[Start Data listing]

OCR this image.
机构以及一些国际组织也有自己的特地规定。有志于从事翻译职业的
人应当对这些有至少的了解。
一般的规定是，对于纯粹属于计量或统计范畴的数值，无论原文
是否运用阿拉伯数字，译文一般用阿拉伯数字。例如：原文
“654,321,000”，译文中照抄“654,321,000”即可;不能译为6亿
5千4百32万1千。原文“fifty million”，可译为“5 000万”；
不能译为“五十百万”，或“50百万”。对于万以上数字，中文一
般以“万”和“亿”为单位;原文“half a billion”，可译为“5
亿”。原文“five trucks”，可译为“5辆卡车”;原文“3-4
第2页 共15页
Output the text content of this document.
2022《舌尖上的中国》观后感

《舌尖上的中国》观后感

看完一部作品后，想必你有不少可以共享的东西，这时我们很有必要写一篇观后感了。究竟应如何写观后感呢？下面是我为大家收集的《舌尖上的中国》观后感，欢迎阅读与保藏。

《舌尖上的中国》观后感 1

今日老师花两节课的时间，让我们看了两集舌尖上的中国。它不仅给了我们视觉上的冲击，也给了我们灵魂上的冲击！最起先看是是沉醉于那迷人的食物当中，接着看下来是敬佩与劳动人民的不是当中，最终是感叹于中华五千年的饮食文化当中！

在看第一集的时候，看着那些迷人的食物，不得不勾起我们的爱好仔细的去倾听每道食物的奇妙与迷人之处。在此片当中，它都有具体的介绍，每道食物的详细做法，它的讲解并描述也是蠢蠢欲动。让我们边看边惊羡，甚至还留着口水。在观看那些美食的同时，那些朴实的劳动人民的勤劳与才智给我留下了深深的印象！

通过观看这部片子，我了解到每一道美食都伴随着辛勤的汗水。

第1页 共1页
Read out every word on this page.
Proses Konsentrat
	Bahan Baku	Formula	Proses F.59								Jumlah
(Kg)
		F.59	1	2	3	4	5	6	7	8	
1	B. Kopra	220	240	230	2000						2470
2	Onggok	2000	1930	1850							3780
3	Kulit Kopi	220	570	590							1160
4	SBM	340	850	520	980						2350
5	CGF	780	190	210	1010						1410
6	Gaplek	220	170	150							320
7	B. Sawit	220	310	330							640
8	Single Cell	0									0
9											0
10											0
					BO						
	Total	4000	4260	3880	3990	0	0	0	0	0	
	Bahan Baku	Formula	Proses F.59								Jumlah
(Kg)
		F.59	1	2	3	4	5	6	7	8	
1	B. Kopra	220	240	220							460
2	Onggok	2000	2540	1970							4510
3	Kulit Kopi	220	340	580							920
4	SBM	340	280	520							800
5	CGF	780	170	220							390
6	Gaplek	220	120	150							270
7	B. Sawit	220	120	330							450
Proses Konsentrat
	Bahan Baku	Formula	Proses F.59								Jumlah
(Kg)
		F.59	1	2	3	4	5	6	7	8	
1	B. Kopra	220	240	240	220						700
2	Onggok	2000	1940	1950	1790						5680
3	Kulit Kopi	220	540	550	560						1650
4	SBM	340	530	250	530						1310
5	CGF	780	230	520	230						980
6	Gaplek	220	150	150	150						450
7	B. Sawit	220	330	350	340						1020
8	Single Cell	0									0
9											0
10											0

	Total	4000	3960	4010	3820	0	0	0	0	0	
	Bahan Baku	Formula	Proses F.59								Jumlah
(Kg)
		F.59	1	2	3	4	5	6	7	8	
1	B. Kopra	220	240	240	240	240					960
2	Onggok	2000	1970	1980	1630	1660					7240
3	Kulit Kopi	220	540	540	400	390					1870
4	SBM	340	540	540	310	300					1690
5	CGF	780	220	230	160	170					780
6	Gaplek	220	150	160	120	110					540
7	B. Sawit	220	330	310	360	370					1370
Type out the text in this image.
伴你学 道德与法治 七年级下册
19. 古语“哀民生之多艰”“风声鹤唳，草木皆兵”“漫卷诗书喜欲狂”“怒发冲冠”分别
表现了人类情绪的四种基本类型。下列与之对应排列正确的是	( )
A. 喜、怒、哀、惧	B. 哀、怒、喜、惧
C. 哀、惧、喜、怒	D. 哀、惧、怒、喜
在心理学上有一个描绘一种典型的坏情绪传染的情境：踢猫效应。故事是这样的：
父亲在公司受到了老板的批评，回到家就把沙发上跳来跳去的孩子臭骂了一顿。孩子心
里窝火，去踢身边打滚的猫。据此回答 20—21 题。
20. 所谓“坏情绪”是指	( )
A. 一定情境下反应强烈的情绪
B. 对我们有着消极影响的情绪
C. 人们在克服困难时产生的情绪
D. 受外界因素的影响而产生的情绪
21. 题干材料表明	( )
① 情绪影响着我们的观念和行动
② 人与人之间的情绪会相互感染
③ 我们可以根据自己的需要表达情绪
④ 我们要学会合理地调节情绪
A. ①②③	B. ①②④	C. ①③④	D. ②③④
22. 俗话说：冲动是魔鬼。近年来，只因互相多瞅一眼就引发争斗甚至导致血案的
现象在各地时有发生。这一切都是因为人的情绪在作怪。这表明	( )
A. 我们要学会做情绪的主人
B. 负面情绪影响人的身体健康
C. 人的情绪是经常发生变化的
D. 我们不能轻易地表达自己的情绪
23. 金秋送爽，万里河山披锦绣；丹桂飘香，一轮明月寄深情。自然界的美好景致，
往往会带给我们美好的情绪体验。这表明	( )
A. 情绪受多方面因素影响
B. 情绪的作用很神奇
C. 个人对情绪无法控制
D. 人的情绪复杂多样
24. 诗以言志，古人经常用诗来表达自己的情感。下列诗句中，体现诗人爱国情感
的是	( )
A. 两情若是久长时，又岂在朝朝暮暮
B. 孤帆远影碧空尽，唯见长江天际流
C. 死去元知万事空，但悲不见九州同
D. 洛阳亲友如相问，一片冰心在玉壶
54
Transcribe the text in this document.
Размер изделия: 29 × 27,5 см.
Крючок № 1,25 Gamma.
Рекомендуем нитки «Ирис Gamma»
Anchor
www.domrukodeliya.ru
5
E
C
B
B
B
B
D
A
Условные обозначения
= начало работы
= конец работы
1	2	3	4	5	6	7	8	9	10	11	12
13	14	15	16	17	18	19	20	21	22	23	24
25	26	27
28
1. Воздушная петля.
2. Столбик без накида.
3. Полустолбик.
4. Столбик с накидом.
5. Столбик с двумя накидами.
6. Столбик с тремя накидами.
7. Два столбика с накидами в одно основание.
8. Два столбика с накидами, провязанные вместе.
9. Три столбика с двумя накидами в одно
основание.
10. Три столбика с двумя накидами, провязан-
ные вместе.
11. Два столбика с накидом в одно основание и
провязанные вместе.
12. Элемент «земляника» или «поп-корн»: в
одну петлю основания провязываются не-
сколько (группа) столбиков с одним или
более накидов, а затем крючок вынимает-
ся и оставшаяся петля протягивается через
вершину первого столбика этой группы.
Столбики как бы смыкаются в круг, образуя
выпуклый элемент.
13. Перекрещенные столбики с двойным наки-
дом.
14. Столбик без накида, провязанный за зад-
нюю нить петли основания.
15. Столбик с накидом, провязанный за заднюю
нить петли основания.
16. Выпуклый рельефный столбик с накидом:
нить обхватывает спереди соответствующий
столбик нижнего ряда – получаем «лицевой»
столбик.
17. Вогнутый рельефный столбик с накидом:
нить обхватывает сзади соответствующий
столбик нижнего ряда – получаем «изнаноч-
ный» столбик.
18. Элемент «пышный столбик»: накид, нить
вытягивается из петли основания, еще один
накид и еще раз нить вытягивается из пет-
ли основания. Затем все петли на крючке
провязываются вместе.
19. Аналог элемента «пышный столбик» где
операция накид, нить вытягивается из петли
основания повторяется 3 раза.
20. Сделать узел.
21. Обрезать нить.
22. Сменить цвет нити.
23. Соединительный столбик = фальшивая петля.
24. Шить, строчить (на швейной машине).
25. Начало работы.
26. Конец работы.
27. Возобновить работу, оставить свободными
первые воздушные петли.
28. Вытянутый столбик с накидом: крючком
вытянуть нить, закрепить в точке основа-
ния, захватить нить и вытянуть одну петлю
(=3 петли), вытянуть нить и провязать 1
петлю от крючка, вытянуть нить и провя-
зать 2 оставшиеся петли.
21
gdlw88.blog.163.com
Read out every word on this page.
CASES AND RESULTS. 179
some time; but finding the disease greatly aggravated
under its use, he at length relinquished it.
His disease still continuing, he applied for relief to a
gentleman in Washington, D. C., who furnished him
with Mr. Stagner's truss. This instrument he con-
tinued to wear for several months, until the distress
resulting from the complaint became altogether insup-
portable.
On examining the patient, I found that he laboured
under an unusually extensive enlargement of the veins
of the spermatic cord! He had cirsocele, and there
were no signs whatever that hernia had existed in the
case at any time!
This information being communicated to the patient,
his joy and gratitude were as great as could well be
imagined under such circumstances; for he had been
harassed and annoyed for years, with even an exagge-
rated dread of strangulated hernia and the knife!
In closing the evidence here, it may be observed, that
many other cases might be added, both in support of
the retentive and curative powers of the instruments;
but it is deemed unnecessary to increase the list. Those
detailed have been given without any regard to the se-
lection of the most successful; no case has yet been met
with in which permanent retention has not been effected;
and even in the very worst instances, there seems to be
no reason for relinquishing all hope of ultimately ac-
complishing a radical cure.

[End Data listing]

■ Problem to work on ■
Take each line of the material that contains the word "there" and list it.

■ Response to the task ■
of the spermatic cord! He had cirsocele, and there
and even in the very worst instances, there seems to be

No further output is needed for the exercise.